== DIRECTION ==
Can you arrange the data as a Markdown table with the columns "Row" and "Data line," starting with the first line and going on through the line with "x-tick-label: 10月11日 (431, 410, 481, 423)", and leaving out any blank lines?

Records from a data collection
══════

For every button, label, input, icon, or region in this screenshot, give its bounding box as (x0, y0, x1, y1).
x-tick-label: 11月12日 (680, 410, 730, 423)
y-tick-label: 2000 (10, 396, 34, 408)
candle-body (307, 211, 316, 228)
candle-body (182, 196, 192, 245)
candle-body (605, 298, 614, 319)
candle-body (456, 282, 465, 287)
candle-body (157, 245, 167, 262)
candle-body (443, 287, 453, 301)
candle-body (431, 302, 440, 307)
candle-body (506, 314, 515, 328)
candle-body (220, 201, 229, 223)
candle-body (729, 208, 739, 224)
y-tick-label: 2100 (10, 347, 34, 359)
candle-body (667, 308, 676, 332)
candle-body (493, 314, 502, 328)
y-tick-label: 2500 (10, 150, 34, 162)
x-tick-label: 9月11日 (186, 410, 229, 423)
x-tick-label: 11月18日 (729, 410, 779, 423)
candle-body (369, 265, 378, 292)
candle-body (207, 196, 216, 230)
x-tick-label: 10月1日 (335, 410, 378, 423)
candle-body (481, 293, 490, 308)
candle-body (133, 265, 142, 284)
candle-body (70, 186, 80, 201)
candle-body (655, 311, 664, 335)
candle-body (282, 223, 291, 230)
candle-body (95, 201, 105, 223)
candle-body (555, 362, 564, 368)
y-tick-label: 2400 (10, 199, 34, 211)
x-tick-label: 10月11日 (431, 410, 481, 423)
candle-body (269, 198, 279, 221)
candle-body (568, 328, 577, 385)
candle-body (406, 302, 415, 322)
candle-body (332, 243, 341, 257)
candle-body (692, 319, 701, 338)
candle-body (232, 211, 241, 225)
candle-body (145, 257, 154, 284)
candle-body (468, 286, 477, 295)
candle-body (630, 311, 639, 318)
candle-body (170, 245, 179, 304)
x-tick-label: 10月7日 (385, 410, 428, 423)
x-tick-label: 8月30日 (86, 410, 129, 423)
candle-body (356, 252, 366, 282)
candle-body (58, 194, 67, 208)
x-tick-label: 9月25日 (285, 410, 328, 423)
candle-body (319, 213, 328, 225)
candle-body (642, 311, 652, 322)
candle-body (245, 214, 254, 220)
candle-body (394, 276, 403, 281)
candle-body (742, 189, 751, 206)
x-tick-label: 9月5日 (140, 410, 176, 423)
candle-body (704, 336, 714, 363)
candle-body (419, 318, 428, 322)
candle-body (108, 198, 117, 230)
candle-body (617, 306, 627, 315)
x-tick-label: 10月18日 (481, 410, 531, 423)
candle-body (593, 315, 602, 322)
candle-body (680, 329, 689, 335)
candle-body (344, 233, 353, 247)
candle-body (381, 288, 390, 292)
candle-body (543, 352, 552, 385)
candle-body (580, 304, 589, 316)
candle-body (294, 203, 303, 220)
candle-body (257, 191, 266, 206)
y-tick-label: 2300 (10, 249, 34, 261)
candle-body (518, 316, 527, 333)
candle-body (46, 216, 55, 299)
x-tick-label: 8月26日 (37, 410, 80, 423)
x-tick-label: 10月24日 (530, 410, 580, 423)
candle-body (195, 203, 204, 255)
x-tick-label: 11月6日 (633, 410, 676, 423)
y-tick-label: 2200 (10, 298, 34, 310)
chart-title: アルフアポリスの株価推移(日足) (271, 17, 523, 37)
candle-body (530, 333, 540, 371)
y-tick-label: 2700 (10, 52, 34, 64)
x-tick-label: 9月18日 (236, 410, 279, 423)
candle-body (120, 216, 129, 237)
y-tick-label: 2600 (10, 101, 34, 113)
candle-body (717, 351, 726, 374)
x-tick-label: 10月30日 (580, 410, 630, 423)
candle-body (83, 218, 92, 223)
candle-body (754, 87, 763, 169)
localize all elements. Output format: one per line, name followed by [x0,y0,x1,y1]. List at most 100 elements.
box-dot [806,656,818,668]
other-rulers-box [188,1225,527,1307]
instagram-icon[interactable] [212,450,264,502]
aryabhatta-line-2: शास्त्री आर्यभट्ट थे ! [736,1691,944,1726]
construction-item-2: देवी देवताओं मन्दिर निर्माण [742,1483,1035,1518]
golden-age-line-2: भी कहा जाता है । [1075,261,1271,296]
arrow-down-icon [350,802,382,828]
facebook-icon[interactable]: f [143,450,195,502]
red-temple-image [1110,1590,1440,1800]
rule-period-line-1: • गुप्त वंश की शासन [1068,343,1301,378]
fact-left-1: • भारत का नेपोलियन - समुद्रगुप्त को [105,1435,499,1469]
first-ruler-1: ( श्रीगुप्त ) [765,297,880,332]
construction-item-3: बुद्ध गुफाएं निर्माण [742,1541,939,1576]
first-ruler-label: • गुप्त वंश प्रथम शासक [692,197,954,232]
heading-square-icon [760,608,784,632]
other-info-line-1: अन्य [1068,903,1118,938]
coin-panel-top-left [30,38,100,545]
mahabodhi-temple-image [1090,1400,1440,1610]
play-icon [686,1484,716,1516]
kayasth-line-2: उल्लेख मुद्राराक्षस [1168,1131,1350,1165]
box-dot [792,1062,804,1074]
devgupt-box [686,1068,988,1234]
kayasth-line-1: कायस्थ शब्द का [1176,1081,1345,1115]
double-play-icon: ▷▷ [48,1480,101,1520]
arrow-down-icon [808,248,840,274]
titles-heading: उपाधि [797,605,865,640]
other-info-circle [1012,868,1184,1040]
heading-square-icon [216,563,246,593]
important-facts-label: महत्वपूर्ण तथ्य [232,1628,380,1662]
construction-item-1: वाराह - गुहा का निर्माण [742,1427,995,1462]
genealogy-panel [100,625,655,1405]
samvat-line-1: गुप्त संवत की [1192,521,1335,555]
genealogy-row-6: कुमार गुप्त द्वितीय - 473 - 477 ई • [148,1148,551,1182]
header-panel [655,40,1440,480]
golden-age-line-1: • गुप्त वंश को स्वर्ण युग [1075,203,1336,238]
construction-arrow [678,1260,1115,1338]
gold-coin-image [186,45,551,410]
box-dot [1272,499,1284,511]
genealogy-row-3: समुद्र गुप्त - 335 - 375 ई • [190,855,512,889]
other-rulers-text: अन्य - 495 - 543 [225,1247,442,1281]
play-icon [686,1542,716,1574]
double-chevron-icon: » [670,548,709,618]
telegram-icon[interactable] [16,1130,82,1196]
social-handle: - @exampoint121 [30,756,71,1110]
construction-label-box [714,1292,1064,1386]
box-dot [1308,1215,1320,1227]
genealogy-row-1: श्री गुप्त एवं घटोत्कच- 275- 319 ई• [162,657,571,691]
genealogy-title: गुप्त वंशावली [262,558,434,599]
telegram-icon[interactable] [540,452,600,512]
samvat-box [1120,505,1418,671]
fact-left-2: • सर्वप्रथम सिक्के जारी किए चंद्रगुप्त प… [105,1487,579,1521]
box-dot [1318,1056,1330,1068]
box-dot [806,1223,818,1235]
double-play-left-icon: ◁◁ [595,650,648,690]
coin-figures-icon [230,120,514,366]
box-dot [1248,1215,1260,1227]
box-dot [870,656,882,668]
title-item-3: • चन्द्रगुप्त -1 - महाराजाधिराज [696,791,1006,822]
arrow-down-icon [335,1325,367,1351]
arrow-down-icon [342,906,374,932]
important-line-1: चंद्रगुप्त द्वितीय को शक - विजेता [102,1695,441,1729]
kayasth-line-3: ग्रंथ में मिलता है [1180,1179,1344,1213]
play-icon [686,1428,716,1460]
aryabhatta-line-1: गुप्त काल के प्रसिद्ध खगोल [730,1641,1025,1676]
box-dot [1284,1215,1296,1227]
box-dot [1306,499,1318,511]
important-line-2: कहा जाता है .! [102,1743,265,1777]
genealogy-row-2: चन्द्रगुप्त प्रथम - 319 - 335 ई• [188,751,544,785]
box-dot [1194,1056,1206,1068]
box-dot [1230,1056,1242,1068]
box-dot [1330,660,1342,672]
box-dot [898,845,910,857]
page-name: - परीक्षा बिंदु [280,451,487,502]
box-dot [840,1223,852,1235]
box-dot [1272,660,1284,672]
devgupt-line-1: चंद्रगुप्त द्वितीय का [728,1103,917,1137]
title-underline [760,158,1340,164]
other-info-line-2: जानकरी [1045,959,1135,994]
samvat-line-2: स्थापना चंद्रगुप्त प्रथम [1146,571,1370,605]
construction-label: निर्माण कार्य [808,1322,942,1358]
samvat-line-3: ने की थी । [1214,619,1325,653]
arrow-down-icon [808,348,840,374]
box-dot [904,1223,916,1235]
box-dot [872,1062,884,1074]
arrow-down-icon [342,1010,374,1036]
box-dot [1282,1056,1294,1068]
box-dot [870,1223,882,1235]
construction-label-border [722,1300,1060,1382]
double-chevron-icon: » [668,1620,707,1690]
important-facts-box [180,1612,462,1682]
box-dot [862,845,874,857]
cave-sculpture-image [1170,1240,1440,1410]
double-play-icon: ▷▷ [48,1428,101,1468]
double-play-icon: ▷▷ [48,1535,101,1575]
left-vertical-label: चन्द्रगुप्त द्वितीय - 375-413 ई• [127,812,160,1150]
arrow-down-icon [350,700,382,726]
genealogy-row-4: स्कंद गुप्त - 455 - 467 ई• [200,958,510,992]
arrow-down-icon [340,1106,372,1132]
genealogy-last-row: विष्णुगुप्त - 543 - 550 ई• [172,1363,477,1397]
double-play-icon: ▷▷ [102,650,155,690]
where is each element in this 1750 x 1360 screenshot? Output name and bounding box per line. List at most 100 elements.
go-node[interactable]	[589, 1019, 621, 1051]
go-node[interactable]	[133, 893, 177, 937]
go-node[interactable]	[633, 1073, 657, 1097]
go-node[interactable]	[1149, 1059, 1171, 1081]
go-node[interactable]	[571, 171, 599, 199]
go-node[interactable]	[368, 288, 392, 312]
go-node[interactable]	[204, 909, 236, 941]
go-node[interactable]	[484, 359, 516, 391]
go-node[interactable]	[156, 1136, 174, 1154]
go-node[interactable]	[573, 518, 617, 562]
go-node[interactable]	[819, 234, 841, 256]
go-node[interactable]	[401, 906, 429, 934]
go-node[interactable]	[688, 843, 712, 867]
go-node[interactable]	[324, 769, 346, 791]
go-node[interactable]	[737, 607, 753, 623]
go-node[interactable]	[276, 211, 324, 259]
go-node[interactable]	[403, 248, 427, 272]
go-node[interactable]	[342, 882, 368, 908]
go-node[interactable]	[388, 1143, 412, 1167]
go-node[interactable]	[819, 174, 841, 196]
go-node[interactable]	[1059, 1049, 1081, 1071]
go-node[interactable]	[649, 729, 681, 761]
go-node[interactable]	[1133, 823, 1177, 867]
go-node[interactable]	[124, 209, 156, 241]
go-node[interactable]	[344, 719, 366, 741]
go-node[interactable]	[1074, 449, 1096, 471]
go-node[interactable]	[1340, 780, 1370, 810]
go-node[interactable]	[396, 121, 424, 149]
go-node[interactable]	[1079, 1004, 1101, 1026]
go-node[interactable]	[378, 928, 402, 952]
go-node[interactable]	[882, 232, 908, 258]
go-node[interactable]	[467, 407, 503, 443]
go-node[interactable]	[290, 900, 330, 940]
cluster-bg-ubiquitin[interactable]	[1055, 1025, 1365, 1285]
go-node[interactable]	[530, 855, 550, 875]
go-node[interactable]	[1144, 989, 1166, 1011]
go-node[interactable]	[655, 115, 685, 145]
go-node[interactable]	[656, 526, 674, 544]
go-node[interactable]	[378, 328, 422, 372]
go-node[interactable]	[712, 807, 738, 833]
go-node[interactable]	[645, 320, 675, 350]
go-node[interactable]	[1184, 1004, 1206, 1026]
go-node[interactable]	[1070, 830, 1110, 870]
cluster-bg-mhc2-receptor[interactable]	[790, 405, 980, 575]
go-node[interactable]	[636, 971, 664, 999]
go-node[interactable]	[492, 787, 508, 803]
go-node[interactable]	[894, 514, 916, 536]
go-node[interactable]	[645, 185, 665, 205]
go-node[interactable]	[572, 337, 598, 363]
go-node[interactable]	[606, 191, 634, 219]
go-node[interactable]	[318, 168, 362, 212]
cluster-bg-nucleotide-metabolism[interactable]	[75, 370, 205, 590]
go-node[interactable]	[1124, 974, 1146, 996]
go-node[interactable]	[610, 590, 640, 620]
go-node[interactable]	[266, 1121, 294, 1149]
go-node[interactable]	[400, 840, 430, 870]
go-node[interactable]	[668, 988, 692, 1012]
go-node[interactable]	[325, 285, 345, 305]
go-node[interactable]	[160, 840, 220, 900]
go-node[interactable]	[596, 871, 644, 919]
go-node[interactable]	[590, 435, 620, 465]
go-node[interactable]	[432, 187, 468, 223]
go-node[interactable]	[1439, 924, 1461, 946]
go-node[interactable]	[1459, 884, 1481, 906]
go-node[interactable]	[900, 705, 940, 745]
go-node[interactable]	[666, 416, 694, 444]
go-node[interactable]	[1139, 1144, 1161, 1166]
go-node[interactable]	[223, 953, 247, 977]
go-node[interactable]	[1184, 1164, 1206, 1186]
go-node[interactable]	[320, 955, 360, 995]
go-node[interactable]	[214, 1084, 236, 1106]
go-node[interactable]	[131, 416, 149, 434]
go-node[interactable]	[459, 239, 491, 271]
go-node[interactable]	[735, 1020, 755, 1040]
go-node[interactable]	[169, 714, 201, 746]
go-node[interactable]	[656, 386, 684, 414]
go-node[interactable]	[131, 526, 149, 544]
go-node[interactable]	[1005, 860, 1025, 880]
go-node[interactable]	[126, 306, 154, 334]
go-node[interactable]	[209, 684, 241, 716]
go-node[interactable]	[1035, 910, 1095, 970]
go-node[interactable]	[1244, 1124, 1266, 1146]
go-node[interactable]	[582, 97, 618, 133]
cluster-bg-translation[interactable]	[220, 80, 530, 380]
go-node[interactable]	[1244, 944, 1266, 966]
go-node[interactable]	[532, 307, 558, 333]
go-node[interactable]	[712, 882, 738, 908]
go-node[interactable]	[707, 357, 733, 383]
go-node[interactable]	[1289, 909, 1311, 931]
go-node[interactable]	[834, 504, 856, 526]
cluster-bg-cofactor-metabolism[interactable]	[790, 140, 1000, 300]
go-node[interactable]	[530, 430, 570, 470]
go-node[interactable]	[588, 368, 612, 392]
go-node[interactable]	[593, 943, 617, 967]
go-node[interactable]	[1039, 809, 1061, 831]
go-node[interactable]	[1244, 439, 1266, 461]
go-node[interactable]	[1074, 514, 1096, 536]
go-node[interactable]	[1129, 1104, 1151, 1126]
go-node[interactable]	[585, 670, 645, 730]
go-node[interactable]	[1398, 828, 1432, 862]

══════

== SOLUTION ==
| Row | Data line |
|---|---|
| 1 | For every button, label, input, icon, or region in this screenshot, give its bounding box as (x0, y0, x1, y1). |
| 2 | x-tick-label: 11月12日 (680, 410, 730, 423) |
| 3 | y-tick-label: 2000 (10, 396, 34, 408) |
| 4 | candle-body (307, 211, 316, 228) |
| 5 | candle-body (182, 196, 192, 245) |
| 6 | candle-body (605, 298, 614, 319) |
| 7 | candle-body (456, 282, 465, 287) |
| 8 | candle-body (157, 245, 167, 262) |
| 9 | candle-body (443, 287, 453, 301) |
| 10 | candle-body (431, 302, 440, 307) |
| 11 | candle-body (506, 314, 515, 328) |
| 12 | candle-body (220, 201, 229, 223) |
| 13 | candle-body (729, 208, 739, 224) |
| 14 | y-tick-label: 2100 (10, 347, 34, 359) |
| 15 | candle-body (667, 308, 676, 332) |
| 16 | candle-body (493, 314, 502, 328) |
| 17 | y-tick-label: 2500 (10, 150, 34, 162) |
| 18 | x-tick-label: 9月11日 (186, 410, 229, 423) |
| 19 | x-tick-label: 11月18日 (729, 410, 779, 423) |
| 20 | candle-body (369, 265, 378, 292) |
| 21 | candle-body (207, 196, 216, 230) |
| 22 | x-tick-label: 10月1日 (335, 410, 378, 423) |
| 23 | candle-body (481, 293, 490, 308) |
| 24 | candle-body (133, 265, 142, 284) |
| 25 | candle-body (70, 186, 80, 201) |
| 26 | candle-body (655, 311, 664, 335) |
| 27 | candle-body (282, 223, 291, 230) |
| 28 | candle-body (95, 201, 105, 223) |
| 29 | candle-body (555, 362, 564, 368) |
| 30 | y-tick-label: 2400 (10, 199, 34, 211) |
| 31 | x-tick-label: 10月11日 (431, 410, 481, 423) |